[Extracted records]
-------

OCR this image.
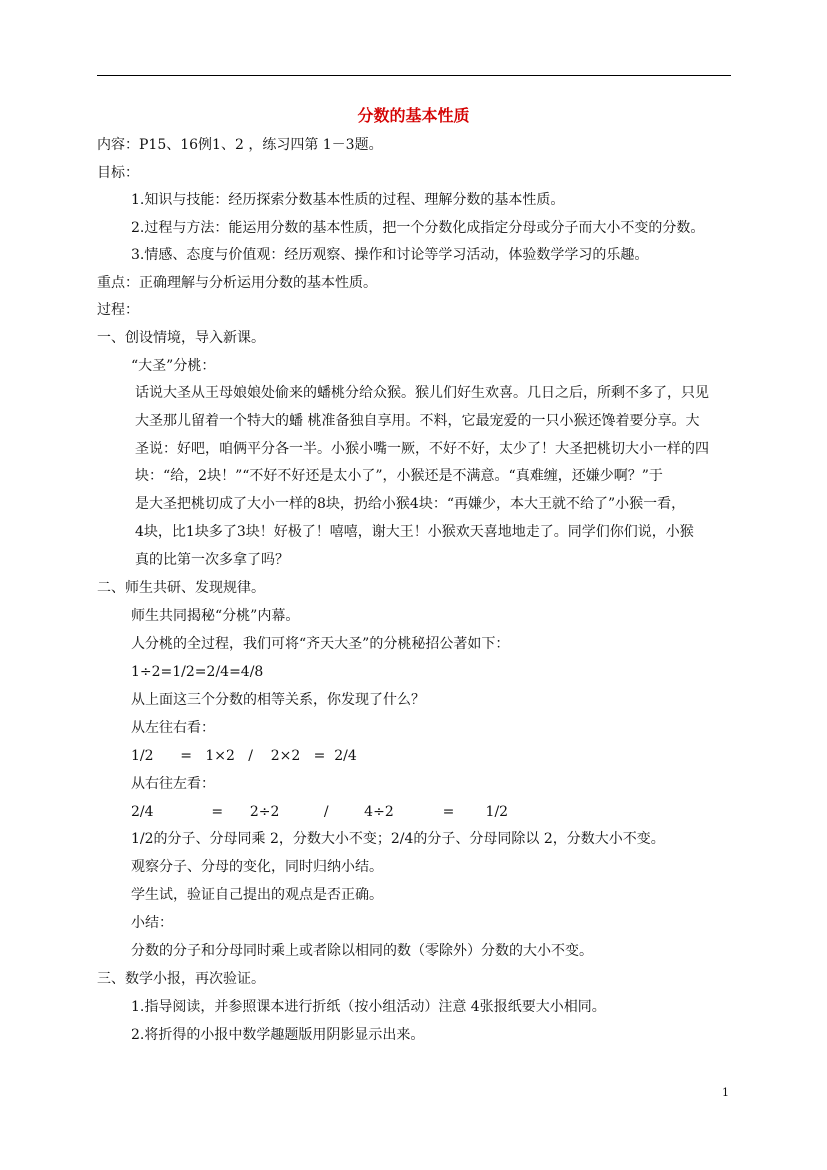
分数的基本性质
内容：P15、16例1、2 ，练习四第 1－3题。
目标：
1.知识与技能：经历探索分数基本性质的过程、理解分数的基本性质。
2.过程与方法：能运用分数的基本性质，把一个分数化成指定分母或分子而大小不变的分数。
3.情感、态度与价值观：经历观察、操作和讨论等学习活动，体验数学学习的乐趣。
重点：正确理解与分析运用分数的基本性质。
过程：
一、创设情境，导入新课。
“大圣”分桃：
话说大圣从王母娘娘处偷来的蟠桃分给众猴。猴儿们好生欢喜。几日之后，所剩不多了，只见
大圣那儿留着一个特大的蟠 桃准备独自享用。不料，它最宠爱的一只小猴还馋着要分享。大
圣说：好吧，咱俩平分各一半。小猴小嘴一厥，不好不好，太少了！大圣把桃切大小一样的四
块：“给，2块！”“不好不好还是太小了”，小猴还是不满意。“真难缠，还嫌少啊？”于
是大圣把桃切成了大小一样的8块，扔给小猴4块：“再嫌少，本大王就不给了”小猴一看，
4块，比1块多了3块！好极了！嘻嘻，谢大王！小猴欢天喜地地走了。同学们你们说，小猴
真的比第一次多拿了吗？
二、师生共研、发现规律。
师生共同揭秘“分桃”内幕。
人分桃的全过程，我们可将“齐天大圣”的分桃秘招公著如下：
1÷2=1/2=2/4=4/8
从上面这三个分数的相等关系，你发现了什么？
从左往右看：
1/2      =   1×2   /    2×2   =  2/4
从右往左看：
2/4             =      2÷2          /        4÷2           =       1/2
1/2的分子、分母同乘 2，分数大小不变；2/4的分子、分母同除以 2，分数大小不变。
观察分子、分母的变化，同时归纳小结。
学生试，验证自己提出的观点是否正确。
小结：
分数的分子和分母同时乘上或者除以相同的数（零除外）分数的大小不变。
三、数学小报，再次验证。
1.指导阅读，并参照课本进行折纸（按小组活动）注意 4张报纸要大小相同。
2.将折得的小报中数学趣题版用阴影显示出来。
1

-------

Give the material again exactly as it is, but keep the pictures out.

TASK RESULT:
OCR this image.
分数的基本性质
内容：P15、16例1、2 ，练习四第 1－3题。
目标：
1.知识与技能：经历探索分数基本性质的过程、理解分数的基本性质。
2.过程与方法：能运用分数的基本性质，把一个分数化成指定分母或分子而大小不变的分数。
3.情感、态度与价值观：经历观察、操作和讨论等学习活动，体验数学学习的乐趣。
重点：正确理解与分析运用分数的基本性质。
过程：
一、创设情境，导入新课。
“大圣”分桃：
话说大圣从王母娘娘处偷来的蟠桃分给众猴。猴儿们好生欢喜。几日之后，所剩不多了，只见
大圣那儿留着一个特大的蟠 桃准备独自享用。不料，它最宠爱的一只小猴还馋着要分享。大
圣说：好吧，咱俩平分各一半。小猴小嘴一厥，不好不好，太少了！大圣把桃切大小一样的四
块：“给，2块！”“不好不好还是太小了”，小猴还是不满意。“真难缠，还嫌少啊？”于
是大圣把桃切成了大小一样的8块，扔给小猴4块：“再嫌少，本大王就不给了”小猴一看，
4块，比1块多了3块！好极了！嘻嘻，谢大王！小猴欢天喜地地走了。同学们你们说，小猴
真的比第一次多拿了吗？
二、师生共研、发现规律。
师生共同揭秘“分桃”内幕。
人分桃的全过程，我们可将“齐天大圣”的分桃秘招公著如下：
1÷2=1/2=2/4=4/8
从上面这三个分数的相等关系，你发现了什么？
从左往右看：
1/2      =   1×2   /    2×2   =  2/4
从右往左看：
2/4             =      2÷2          /        4÷2           =       1/2
1/2的分子、分母同乘 2，分数大小不变；2/4的分子、分母同除以 2，分数大小不变。
观察分子、分母的变化，同时归纳小结。
学生试，验证自己提出的观点是否正确。
小结：
分数的分子和分母同时乘上或者除以相同的数（零除外）分数的大小不变。
三、数学小报，再次验证。
1.指导阅读，并参照课本进行折纸（按小组活动）注意 4张报纸要大小相同。
2.将折得的小报中数学趣题版用阴影显示出来。
1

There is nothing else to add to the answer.